— Start DATA FOR THIS EXERCISE —

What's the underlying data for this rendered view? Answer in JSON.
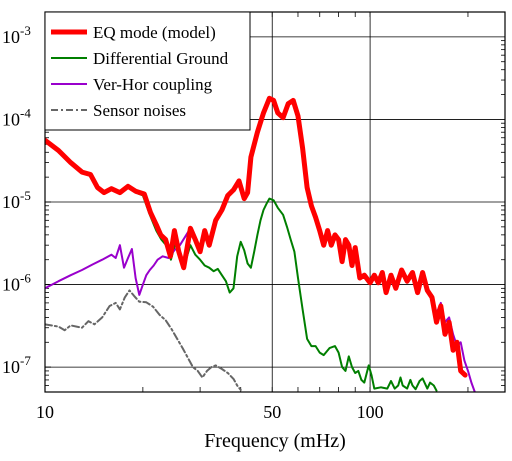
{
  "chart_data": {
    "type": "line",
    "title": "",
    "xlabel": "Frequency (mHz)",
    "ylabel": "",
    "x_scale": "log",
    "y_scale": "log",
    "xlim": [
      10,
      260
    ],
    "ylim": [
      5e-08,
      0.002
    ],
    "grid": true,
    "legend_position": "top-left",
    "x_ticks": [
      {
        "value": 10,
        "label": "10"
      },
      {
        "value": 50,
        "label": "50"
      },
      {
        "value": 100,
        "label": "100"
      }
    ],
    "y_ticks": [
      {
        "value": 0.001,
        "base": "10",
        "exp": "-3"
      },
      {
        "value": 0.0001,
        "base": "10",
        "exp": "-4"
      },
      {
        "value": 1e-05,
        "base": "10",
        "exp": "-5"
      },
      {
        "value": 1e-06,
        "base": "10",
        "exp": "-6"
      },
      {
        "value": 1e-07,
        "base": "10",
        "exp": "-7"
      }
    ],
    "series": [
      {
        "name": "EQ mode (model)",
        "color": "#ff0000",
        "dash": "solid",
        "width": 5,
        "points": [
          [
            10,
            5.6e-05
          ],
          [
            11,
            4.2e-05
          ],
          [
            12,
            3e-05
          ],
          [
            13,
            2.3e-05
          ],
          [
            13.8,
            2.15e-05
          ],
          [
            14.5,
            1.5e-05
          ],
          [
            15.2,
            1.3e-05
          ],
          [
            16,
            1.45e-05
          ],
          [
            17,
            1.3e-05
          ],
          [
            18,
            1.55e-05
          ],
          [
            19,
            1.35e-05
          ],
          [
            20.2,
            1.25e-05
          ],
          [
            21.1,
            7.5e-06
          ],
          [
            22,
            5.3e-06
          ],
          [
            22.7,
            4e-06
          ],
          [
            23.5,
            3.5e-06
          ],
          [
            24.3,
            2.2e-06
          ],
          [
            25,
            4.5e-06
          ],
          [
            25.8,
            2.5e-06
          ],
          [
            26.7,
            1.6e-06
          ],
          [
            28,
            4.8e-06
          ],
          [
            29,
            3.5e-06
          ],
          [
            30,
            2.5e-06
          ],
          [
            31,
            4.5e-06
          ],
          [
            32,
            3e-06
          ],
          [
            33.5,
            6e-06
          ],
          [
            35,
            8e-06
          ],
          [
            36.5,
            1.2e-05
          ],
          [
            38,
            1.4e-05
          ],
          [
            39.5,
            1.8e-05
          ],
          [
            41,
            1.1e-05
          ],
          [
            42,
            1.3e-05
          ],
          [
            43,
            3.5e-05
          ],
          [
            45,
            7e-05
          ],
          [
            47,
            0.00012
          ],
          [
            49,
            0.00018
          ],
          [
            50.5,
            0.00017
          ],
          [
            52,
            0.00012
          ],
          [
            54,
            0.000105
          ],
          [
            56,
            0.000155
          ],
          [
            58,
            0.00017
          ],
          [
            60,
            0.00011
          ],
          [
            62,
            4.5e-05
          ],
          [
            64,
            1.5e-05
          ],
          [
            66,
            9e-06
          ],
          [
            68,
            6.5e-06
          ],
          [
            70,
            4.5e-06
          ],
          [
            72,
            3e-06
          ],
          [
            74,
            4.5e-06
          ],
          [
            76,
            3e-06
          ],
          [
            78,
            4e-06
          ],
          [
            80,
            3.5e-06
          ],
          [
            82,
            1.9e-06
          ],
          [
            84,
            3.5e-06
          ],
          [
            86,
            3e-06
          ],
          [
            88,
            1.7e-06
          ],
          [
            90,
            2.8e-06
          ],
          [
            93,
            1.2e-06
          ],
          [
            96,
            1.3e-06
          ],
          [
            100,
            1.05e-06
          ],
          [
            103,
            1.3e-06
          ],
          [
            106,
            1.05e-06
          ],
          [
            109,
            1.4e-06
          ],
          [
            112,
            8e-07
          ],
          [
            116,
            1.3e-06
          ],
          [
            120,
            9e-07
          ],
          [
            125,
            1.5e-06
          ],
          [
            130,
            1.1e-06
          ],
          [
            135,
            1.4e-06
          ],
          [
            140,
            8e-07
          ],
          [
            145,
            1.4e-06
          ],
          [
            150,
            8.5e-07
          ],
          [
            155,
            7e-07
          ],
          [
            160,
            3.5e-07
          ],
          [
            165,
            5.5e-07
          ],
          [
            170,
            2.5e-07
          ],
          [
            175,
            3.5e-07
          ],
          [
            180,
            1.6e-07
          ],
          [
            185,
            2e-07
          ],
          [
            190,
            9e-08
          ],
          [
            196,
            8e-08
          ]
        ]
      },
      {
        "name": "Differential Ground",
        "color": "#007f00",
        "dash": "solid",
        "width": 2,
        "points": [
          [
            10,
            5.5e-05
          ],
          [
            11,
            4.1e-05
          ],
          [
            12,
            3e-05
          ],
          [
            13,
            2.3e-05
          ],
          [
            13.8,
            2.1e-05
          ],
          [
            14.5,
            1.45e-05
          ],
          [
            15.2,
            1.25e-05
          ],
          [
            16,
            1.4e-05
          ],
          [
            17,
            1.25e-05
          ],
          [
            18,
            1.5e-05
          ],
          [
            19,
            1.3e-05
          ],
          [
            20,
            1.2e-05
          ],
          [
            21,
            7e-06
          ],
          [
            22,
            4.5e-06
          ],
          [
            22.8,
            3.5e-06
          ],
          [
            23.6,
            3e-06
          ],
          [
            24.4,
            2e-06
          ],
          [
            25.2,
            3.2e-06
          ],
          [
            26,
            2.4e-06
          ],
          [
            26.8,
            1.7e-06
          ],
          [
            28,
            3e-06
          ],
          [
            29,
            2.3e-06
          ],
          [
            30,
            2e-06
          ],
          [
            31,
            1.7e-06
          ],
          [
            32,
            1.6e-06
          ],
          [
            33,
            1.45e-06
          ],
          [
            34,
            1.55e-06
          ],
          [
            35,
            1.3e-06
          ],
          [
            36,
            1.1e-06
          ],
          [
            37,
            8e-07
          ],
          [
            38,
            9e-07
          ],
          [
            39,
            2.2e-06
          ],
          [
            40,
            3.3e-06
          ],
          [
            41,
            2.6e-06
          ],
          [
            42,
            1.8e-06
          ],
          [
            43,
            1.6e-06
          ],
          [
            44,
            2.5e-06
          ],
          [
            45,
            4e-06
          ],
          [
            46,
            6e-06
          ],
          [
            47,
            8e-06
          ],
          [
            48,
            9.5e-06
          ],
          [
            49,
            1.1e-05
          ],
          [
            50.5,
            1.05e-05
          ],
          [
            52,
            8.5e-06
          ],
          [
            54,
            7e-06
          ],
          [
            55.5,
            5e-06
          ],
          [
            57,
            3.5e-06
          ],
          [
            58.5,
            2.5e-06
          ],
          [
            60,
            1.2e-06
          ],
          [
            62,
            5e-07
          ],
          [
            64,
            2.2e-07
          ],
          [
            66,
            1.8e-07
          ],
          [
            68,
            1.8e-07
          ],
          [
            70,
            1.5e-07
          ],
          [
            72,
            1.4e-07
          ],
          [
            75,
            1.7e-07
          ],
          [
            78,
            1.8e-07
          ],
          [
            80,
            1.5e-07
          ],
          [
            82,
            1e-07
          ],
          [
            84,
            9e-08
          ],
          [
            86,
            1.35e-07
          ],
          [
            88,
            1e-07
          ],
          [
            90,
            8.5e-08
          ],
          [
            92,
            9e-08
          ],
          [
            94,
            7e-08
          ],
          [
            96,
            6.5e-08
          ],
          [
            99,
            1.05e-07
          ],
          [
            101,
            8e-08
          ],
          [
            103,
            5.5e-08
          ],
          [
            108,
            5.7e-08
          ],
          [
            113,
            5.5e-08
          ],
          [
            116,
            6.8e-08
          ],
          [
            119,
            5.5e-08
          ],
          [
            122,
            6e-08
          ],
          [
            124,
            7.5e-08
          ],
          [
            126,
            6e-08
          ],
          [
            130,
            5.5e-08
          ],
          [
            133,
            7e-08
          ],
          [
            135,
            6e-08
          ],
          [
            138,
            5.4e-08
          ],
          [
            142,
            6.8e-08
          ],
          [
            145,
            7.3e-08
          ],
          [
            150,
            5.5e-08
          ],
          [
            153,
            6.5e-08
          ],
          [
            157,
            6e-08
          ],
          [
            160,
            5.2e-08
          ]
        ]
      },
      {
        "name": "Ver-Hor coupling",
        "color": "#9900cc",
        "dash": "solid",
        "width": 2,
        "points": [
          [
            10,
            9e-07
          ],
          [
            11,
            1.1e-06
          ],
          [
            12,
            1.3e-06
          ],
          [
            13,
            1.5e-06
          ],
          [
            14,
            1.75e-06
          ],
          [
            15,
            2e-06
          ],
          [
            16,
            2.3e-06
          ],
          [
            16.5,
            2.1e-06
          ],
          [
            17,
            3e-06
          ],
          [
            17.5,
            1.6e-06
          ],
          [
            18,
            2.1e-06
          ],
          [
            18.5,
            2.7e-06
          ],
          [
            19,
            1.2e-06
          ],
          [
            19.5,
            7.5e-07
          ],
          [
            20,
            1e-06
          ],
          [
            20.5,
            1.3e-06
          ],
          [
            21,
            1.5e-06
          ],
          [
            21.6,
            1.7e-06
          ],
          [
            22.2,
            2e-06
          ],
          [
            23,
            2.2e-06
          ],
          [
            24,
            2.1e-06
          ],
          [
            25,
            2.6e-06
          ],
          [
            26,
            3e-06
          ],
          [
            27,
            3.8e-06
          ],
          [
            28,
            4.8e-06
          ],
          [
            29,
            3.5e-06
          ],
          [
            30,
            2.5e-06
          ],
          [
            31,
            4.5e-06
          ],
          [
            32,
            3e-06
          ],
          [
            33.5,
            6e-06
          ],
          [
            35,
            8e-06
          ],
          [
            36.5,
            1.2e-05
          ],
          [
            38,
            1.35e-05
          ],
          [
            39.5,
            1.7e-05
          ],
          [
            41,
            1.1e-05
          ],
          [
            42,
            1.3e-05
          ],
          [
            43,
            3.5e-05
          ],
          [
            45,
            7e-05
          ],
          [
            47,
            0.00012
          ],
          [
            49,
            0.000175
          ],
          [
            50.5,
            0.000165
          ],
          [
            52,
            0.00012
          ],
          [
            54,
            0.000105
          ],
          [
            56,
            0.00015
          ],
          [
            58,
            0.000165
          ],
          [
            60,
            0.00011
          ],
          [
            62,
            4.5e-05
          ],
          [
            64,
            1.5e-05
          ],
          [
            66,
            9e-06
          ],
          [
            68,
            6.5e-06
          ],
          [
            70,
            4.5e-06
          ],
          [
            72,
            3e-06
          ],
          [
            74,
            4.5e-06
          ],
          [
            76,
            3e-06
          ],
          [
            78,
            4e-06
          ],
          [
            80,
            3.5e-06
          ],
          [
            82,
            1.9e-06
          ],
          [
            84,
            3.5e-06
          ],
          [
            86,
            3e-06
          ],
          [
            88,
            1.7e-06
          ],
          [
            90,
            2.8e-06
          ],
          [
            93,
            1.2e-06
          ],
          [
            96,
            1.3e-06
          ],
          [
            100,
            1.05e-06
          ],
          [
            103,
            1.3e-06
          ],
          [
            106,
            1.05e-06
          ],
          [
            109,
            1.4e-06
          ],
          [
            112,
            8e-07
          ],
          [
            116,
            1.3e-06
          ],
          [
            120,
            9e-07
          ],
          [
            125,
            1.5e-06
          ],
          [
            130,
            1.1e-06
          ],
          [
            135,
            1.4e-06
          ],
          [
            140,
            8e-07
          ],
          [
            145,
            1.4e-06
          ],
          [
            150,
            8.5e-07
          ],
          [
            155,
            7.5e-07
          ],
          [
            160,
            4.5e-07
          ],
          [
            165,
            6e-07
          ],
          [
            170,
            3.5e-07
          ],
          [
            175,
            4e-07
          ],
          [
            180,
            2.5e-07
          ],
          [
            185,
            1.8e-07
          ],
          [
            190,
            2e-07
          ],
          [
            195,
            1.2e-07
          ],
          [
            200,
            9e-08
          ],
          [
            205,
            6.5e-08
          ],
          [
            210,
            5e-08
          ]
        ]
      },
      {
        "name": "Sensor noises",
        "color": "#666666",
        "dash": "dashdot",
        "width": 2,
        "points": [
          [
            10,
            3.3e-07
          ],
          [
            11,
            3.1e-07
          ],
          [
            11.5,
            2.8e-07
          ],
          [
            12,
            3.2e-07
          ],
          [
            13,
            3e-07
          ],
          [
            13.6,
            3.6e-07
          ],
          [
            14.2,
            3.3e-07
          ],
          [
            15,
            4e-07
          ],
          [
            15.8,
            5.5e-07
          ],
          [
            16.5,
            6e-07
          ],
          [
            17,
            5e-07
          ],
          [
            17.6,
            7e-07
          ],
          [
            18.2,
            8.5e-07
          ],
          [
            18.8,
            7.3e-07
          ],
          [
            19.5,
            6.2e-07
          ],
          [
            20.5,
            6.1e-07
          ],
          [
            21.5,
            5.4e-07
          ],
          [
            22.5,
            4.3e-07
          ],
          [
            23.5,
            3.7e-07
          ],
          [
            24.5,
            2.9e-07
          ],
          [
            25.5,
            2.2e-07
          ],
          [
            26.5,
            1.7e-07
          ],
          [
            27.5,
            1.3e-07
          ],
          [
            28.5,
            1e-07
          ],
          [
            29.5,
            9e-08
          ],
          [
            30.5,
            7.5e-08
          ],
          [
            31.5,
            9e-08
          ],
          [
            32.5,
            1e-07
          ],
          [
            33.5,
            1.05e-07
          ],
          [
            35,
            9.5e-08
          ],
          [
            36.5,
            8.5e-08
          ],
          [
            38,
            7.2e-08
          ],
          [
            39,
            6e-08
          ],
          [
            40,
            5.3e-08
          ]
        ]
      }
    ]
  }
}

— End DATA FOR THIS EXERCISE —

PROBLEM: Gather every line from the listing above in which the word "name" appears.

RESPONSE TO THIS TASK:
        "name": "EQ mode (model)",
        "name": "Differential Ground",
        "name": "Ver-Hor coupling",
        "name": "Sensor noises",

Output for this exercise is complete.